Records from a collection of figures
◇ ◇ ◇ ◇

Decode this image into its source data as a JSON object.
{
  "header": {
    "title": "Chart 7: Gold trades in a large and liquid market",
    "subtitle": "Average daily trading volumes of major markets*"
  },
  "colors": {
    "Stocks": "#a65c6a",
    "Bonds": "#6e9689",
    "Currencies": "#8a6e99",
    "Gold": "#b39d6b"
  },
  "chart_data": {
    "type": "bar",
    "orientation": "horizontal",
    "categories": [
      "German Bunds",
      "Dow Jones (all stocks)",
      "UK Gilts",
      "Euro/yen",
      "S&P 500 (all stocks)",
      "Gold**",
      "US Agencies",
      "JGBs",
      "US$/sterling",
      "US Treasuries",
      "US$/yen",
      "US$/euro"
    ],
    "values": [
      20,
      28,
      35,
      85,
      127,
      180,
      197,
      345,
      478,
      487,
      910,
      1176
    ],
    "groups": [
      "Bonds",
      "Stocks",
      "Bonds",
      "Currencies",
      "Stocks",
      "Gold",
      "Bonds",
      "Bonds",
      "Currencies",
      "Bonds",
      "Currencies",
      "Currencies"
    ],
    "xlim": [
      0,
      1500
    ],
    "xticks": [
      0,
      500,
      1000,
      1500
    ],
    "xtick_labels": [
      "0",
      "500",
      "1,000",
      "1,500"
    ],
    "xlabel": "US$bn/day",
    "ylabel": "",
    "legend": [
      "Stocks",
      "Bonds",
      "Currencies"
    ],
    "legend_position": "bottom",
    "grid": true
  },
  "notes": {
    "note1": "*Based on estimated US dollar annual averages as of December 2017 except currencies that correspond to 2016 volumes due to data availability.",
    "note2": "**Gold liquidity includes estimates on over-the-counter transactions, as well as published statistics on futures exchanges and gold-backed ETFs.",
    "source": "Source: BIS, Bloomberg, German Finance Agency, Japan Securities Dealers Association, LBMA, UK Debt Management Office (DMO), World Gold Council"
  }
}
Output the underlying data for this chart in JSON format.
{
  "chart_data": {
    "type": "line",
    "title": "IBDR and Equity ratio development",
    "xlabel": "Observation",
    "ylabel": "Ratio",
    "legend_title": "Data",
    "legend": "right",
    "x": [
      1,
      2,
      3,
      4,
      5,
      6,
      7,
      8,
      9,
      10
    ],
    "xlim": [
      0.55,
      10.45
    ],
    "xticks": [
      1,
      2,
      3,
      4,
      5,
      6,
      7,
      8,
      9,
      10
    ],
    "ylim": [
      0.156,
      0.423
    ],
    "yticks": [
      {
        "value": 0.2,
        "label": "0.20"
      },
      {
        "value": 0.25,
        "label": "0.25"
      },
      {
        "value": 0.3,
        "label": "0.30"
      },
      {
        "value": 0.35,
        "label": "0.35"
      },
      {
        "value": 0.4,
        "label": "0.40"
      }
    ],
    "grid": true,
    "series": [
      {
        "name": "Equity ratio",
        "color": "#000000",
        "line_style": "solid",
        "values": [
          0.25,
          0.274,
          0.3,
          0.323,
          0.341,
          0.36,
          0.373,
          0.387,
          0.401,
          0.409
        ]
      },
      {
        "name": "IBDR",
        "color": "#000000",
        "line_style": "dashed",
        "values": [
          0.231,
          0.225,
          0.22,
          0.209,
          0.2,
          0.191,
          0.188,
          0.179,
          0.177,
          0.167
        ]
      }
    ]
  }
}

◇ ◇ ◇ ◇

Given task:
Give the entries again in full, exactly as they are written.

Exercise output:
Decode this image into its source data as a JSON object.
{
  "header": {
    "title": "Chart 7: Gold trades in a large and liquid market",
    "subtitle": "Average daily trading volumes of major markets*"
  },
  "colors": {
    "Stocks": "#a65c6a",
    "Bonds": "#6e9689",
    "Currencies": "#8a6e99",
    "Gold": "#b39d6b"
  },
  "chart_data": {
    "type": "bar",
    "orientation": "horizontal",
    "categories": [
      "German Bunds",
      "Dow Jones (all stocks)",
      "UK Gilts",
      "Euro/yen",
      "S&P 500 (all stocks)",
      "Gold**",
      "US Agencies",
      "JGBs",
      "US$/sterling",
      "US Treasuries",
      "US$/yen",
      "US$/euro"
    ],
    "values": [
      20,
      28,
      35,
      85,
      127,
      180,
      197,
      345,
      478,
      487,
      910,
      1176
    ],
    "groups": [
      "Bonds",
      "Stocks",
      "Bonds",
      "Currencies",
      "Stocks",
      "Gold",
      "Bonds",
      "Bonds",
      "Currencies",
      "Bonds",
      "Currencies",
      "Currencies"
    ],
    "xlim": [
      0,
      1500
    ],
    "xticks": [
      0,
      500,
      1000,
      1500
    ],
    "xtick_labels": [
      "0",
      "500",
      "1,000",
      "1,500"
    ],
    "xlabel": "US$bn/day",
    "ylabel": "",
    "legend": [
      "Stocks",
      "Bonds",
      "Currencies"
    ],
    "legend_position": "bottom",
    "grid": true
  },
  "notes": {
    "note1": "*Based on estimated US dollar annual averages as of December 2017 except currencies that correspond to 2016 volumes due to data availability.",
    "note2": "**Gold liquidity includes estimates on over-the-counter transactions, as well as published statistics on futures exchanges and gold-backed ETFs.",
    "source": "Source: BIS, Bloomberg, German Finance Agency, Japan Securities Dealers Association, LBMA, UK Debt Management Office (DMO), World Gold Council"
  }
}
Output the underlying data for this chart in JSON format.
{
  "chart_data": {
    "type": "line",
    "title": "IBDR and Equity ratio development",
    "xlabel": "Observation",
    "ylabel": "Ratio",
    "legend_title": "Data",
    "legend": "right",
    "x": [
      1,
      2,
      3,
      4,
      5,
      6,
      7,
      8,
      9,
      10
    ],
    "xlim": [
      0.55,
      10.45
    ],
    "xticks": [
      1,
      2,
      3,
      4,
      5,
      6,
      7,
      8,
      9,
      10
    ],
    "ylim": [
      0.156,
      0.423
    ],
    "yticks": [
      {
        "value": 0.2,
        "label": "0.20"
      },
      {
        "value": 0.25,
        "label": "0.25"
      },
      {
        "value": 0.3,
        "label": "0.30"
      },
      {
        "value": 0.35,
        "label": "0.35"
      },
      {
        "value": 0.4,
        "label": "0.40"
      }
    ],
    "grid": true,
    "series": [
      {
        "name": "Equity ratio",
        "color": "#000000",
        "line_style": "solid",
        "values": [
          0.25,
          0.274,
          0.3,
          0.323,
          0.341,
          0.36,
          0.373,
          0.387,
          0.401,
          0.409
        ]
      },
      {
        "name": "IBDR",
        "color": "#000000",
        "line_style": "dashed",
        "values": [
          0.231,
          0.225,
          0.22,
          0.209,
          0.2,
          0.191,
          0.188,
          0.179,
          0.177,
          0.167
        ]
      }
    ]
  }
}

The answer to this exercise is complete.